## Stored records
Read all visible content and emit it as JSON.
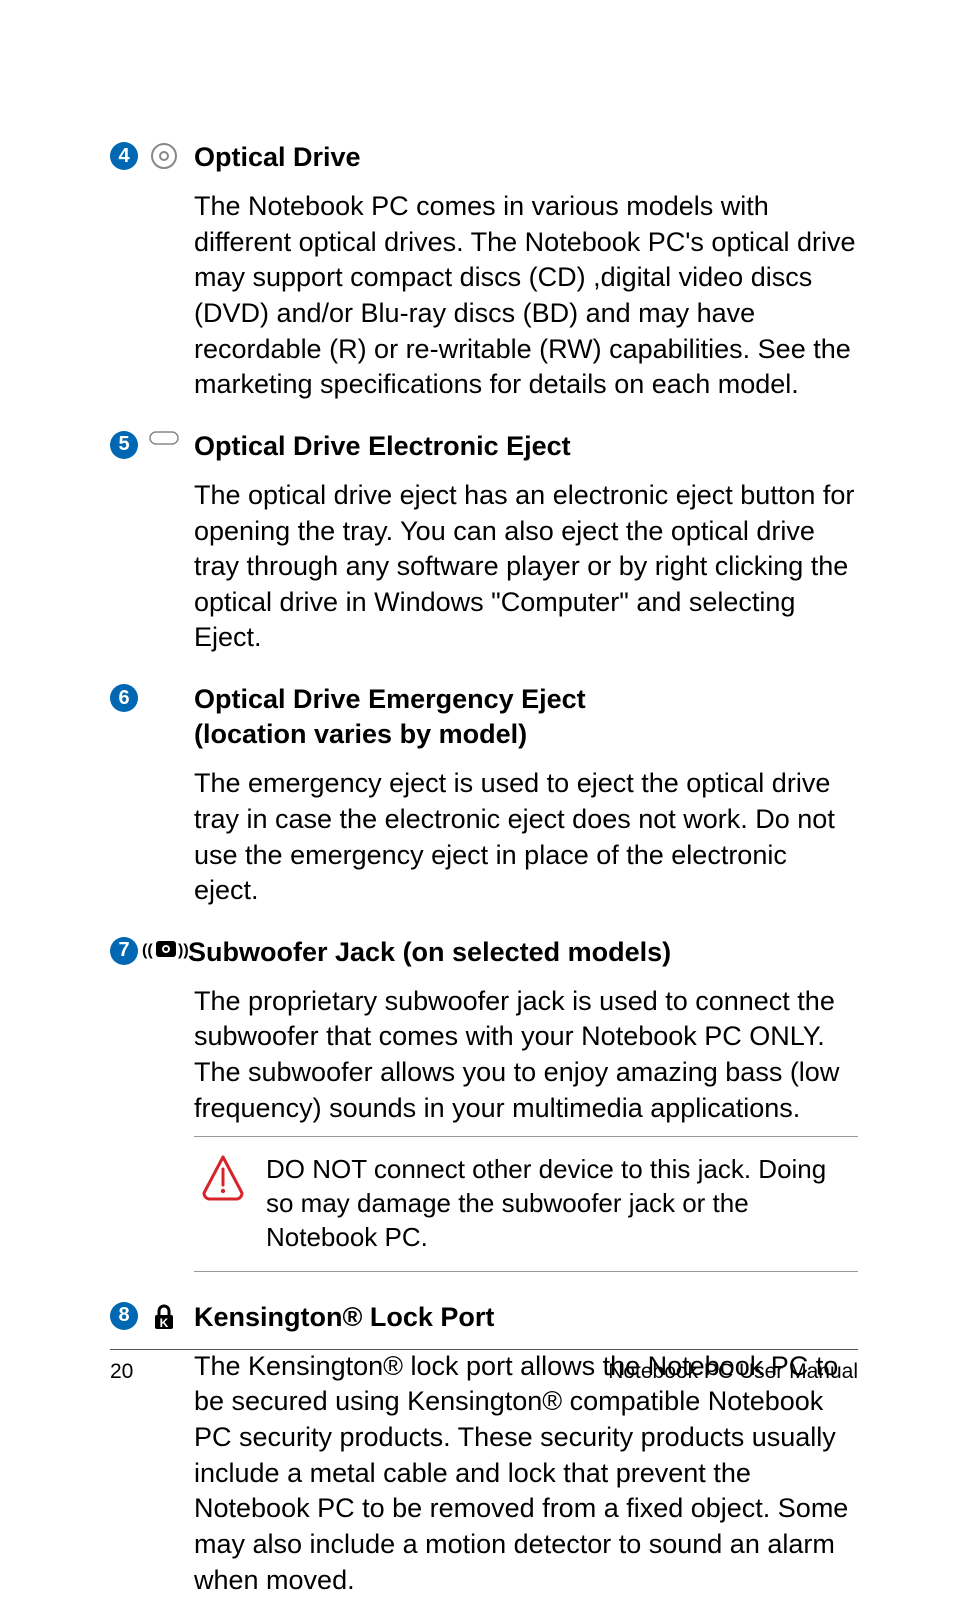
{
  "sections": {
    "s4": {
      "num": "4",
      "heading": "Optical Drive",
      "body": "The Notebook PC comes in various models with different optical drives. The Notebook PC's optical drive may support compact discs (CD) ,digital video discs (DVD) and/or Blu-ray discs (BD) and may have recordable (R) or re-writable (RW) capabilities. See the marketing specifications for details on each model."
    },
    "s5": {
      "num": "5",
      "heading": "Optical Drive Electronic Eject",
      "body": "The optical drive eject has an electronic eject button for opening the tray. You can also eject the optical drive tray through any software player or by right clicking the optical drive in Windows \"Computer\" and selecting Eject."
    },
    "s6": {
      "num": "6",
      "heading": "Optical Drive Emergency Eject\n(location varies by model)",
      "body": "The emergency eject is used to eject the optical drive tray in case the electronic eject does not work. Do not use the emergency eject in place of the electronic eject."
    },
    "s7": {
      "num": "7",
      "heading": "Subwoofer Jack (on selected models)",
      "body": "The proprietary subwoofer jack is used to connect the subwoofer that comes with your Notebook PC ONLY. The subwoofer allows you to enjoy amazing bass (low frequency) sounds in your multimedia applications.",
      "note": "DO NOT connect other device to this jack. Doing so may damage the subwoofer jack or the Notebook PC."
    },
    "s8": {
      "num": "8",
      "heading": "Kensington® Lock Port",
      "body": "The Kensington® lock port allows the Notebook PC to be secured using Kensington® compatible Notebook PC security products. These security products usually include a metal cable and lock that prevent the Notebook PC to be removed from a fixed object. Some may also include a motion detector to sound an alarm when moved."
    }
  },
  "footer": {
    "page": "20",
    "title": "Notebook PC User Manual"
  }
}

## JOB
Report the number of lines above containing the word "used", with no other text.

## IN RESPONSE
2